REQUEST
Every line below should be repeated exactly.

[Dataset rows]
■ ■ ■ ■ ■

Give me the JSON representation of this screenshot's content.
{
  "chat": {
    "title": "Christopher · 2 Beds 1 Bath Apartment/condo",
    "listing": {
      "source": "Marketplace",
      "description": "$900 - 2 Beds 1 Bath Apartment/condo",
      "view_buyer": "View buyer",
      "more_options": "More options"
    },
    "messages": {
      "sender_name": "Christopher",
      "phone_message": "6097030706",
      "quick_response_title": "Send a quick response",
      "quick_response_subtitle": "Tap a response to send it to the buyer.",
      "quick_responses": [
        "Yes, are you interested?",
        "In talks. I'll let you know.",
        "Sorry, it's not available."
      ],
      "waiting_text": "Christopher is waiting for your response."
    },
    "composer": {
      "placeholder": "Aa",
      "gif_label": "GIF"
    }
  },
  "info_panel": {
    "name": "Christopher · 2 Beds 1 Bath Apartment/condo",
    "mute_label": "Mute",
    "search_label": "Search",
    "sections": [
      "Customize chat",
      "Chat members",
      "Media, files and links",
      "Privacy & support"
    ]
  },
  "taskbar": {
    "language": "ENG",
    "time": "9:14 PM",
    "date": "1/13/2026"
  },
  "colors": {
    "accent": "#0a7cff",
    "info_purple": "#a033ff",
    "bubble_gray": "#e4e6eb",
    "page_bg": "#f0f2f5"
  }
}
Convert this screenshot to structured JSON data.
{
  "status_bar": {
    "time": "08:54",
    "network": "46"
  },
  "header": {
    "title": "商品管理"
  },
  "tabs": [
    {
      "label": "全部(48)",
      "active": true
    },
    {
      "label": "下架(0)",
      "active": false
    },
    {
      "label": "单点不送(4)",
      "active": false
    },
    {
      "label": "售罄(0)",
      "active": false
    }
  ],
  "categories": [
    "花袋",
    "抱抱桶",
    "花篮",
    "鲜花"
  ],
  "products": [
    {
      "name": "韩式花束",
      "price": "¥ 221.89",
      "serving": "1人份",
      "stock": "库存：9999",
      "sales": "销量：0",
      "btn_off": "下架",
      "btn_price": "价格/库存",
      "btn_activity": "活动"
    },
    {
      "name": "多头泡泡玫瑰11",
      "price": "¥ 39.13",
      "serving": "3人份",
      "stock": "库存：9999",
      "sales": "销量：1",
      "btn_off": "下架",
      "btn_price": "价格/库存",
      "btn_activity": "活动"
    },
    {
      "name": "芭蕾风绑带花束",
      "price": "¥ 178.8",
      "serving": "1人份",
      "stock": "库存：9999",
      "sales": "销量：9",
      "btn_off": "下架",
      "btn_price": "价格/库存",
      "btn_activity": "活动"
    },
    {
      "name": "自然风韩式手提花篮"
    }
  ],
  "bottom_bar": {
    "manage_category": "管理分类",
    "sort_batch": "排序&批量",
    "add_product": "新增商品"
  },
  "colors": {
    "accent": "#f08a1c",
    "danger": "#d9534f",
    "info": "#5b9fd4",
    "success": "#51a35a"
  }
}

■ ■ ■ ■ ■

RESULT OF THIS EXERCISE
Give me the JSON representation of this screenshot's content.
{
  "chat": {
    "title": "Christopher · 2 Beds 1 Bath Apartment/condo",
    "listing": {
      "source": "Marketplace",
      "description": "$900 - 2 Beds 1 Bath Apartment/condo",
      "view_buyer": "View buyer",
      "more_options": "More options"
    },
    "messages": {
      "sender_name": "Christopher",
      "phone_message": "6097030706",
      "quick_response_title": "Send a quick response",
      "quick_response_subtitle": "Tap a response to send it to the buyer.",
      "quick_responses": [
        "Yes, are you interested?",
        "In talks. I'll let you know.",
        "Sorry, it's not available."
      ],
      "waiting_text": "Christopher is waiting for your response."
    },
    "composer": {
      "placeholder": "Aa",
      "gif_label": "GIF"
    }
  },
  "info_panel": {
    "name": "Christopher · 2 Beds 1 Bath Apartment/condo",
    "mute_label": "Mute",
    "search_label": "Search",
    "sections": [
      "Customize chat",
      "Chat members",
      "Media, files and links",
      "Privacy & support"
    ]
  },
  "taskbar": {
    "language": "ENG",
    "time": "9:14 PM",
    "date": "1/13/2026"
  },
  "colors": {
    "accent": "#0a7cff",
    "info_purple": "#a033ff",
    "bubble_gray": "#e4e6eb",
    "page_bg": "#f0f2f5"
  }
}
Convert this screenshot to structured JSON data.
{
  "status_bar": {
    "time": "08:54",
    "network": "46"
  },
  "header": {
    "title": "商品管理"
  },
  "tabs": [
    {
      "label": "全部(48)",
      "active": true
    },
    {
      "label": "下架(0)",
      "active": false
    },
    {
      "label": "单点不送(4)",
      "active": false
    },
    {
      "label": "售罄(0)",
      "active": false
    }
  ],
  "categories": [
    "花袋",
    "抱抱桶",
    "花篮",
    "鲜花"
  ],
  "products": [
    {
      "name": "韩式花束",
      "price": "¥ 221.89",
      "serving": "1人份",
      "stock": "库存：9999",
      "sales": "销量：0",
      "btn_off": "下架",
      "btn_price": "价格/库存",
      "btn_activity": "活动"
    },
    {
      "name": "多头泡泡玫瑰11",
      "price": "¥ 39.13",
      "serving": "3人份",
      "stock": "库存：9999",
      "sales": "销量：1",
      "btn_off": "下架",
      "btn_price": "价格/库存",
      "btn_activity": "活动"
    },
    {
      "name": "芭蕾风绑带花束",
      "price": "¥ 178.8",
      "serving": "1人份",
      "stock": "库存：9999",
      "sales": "销量：9",
      "btn_off": "下架",
      "btn_price": "价格/库存",
      "btn_activity": "活动"
    },
    {
      "name": "自然风韩式手提花篮"
    }
  ],
  "bottom_bar": {
    "manage_category": "管理分类",
    "sort_batch": "排序&批量",
    "add_product": "新增商品"
  },
  "colors": {
    "accent": "#f08a1c",
    "danger": "#d9534f",
    "info": "#5b9fd4",
    "success": "#51a35a"
  }
}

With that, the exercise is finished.